Your task is to copy every line of the records below that contains "Andel".

Supplied data:

• • • • •

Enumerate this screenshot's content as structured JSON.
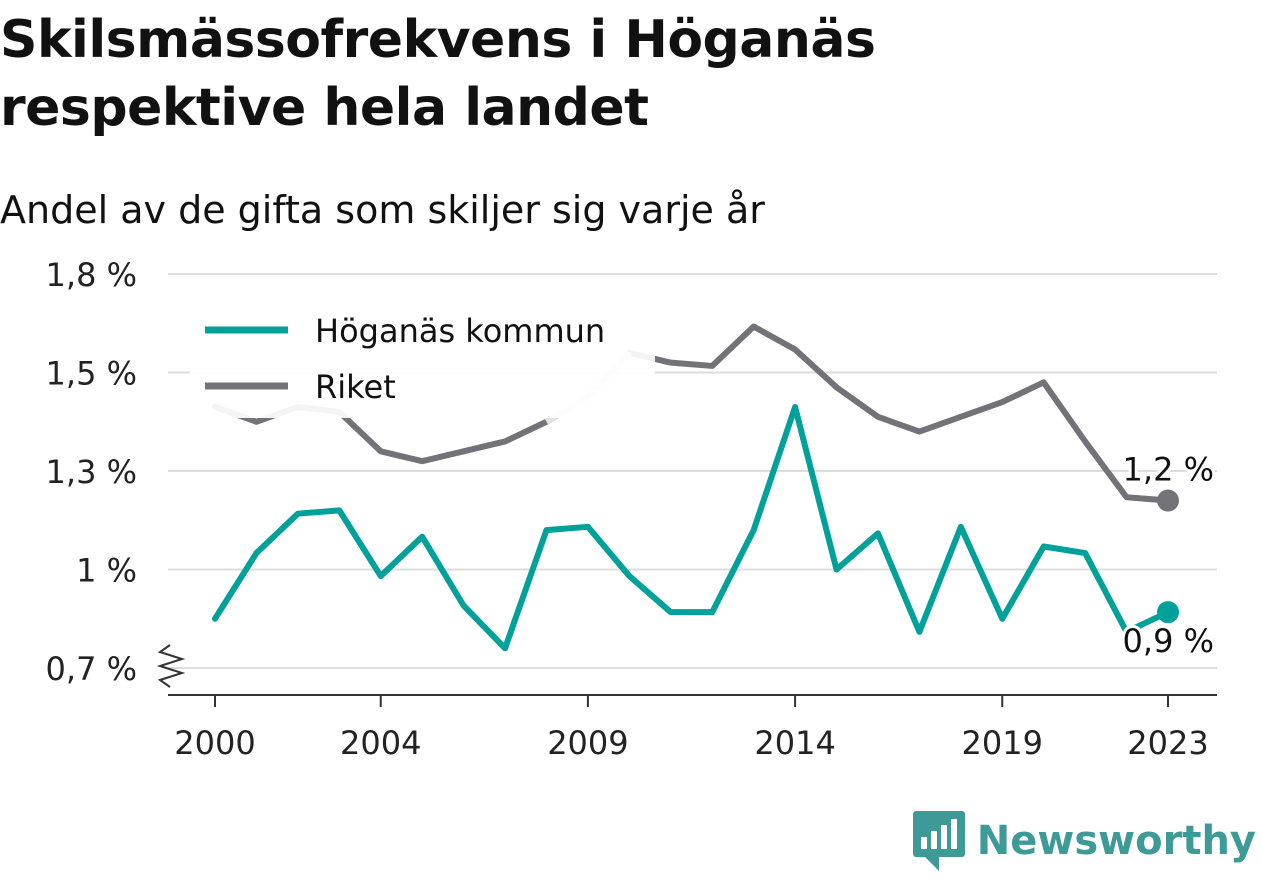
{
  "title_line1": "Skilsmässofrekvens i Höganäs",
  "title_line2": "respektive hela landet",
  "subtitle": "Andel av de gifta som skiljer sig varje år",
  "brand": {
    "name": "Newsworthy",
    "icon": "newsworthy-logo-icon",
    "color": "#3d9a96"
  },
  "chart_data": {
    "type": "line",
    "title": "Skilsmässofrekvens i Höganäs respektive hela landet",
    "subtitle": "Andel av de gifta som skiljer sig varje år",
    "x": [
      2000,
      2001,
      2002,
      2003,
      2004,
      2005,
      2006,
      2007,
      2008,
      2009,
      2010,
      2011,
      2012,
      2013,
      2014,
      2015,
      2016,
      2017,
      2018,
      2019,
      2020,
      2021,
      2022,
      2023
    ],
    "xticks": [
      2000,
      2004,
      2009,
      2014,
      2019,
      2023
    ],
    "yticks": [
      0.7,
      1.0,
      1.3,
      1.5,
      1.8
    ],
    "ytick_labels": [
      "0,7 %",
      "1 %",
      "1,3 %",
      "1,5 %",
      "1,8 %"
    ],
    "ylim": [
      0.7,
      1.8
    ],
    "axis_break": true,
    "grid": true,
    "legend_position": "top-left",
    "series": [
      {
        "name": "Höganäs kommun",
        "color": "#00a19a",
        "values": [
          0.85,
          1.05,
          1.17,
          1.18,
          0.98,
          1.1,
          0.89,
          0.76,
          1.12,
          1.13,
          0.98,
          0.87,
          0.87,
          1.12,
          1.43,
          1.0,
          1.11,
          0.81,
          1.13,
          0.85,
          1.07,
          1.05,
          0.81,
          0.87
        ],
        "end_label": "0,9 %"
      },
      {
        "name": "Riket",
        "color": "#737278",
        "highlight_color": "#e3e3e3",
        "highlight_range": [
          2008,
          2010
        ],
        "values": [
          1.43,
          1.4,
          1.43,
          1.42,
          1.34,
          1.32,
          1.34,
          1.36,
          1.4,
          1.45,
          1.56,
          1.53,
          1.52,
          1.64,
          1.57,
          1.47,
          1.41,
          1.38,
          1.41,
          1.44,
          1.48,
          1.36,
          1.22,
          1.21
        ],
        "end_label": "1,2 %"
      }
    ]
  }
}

• • • • •

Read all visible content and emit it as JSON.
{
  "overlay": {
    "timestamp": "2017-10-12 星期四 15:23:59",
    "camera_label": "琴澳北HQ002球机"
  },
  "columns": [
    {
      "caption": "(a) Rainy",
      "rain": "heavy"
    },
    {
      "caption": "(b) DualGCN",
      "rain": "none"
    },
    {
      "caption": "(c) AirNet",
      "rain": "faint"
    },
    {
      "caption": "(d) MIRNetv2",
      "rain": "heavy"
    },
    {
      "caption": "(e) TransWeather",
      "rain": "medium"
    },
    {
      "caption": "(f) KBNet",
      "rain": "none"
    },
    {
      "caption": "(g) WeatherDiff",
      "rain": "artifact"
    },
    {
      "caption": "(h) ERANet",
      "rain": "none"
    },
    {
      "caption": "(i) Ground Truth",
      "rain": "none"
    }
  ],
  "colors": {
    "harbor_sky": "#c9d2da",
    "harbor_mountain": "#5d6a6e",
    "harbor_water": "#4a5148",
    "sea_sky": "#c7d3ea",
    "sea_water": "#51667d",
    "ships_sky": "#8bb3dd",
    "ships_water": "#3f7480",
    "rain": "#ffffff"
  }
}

• • • • •

Expected output:
  "subtitle": "Andel av de gifta som skiljer sig varje år",
    "subtitle": "Andel av de gifta som skiljer sig varje år",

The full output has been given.